WHAT THE TASK REQUIRES:
Scan the listing below and copy every line holding "использования".

━━━ DATA SECTION ━━━

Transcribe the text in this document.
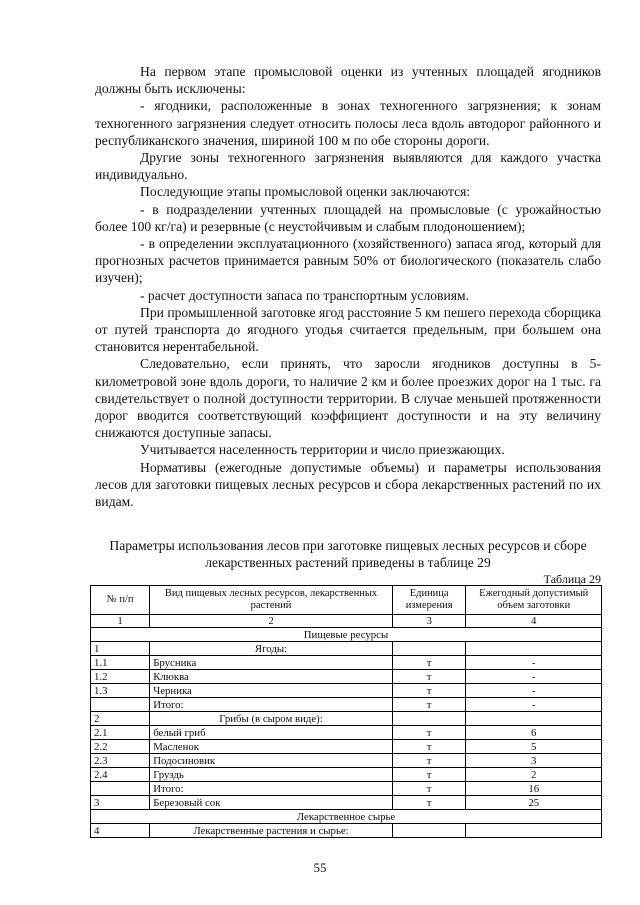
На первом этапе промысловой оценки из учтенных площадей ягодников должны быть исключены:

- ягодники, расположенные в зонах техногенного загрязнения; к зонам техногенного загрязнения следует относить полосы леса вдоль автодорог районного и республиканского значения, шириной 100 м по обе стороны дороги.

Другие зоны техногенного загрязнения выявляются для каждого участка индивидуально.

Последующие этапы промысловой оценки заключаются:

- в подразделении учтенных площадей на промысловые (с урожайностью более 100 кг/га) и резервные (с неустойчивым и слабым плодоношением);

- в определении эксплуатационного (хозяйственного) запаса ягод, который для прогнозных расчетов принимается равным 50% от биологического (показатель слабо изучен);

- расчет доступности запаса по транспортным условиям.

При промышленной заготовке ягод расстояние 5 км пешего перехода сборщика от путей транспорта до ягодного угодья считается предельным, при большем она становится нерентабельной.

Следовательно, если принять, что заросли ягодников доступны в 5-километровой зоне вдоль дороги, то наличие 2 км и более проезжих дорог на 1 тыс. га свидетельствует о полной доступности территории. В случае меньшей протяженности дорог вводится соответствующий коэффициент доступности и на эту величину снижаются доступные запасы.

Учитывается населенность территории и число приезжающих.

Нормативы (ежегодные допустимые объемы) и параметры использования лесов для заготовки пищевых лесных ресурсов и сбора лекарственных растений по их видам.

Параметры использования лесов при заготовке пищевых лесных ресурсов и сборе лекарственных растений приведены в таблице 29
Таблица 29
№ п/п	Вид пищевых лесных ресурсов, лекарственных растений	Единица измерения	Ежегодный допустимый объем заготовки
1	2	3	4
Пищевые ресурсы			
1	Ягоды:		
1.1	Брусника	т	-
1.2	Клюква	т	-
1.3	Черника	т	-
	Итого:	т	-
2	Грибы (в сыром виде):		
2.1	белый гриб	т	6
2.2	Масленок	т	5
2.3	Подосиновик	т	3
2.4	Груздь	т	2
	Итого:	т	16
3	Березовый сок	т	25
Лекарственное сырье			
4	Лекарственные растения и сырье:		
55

━━━

SOLVED PROBLEM:
Нормативы (ежегодные допустимые объемы) и параметры использования лесов для заготовки пищевых лесных ресурсов и сбора лекарственных растений по их видам.
Параметры использования лесов при заготовке пищевых лесных ресурсов и сборе лекарственных растений приведены в таблице 29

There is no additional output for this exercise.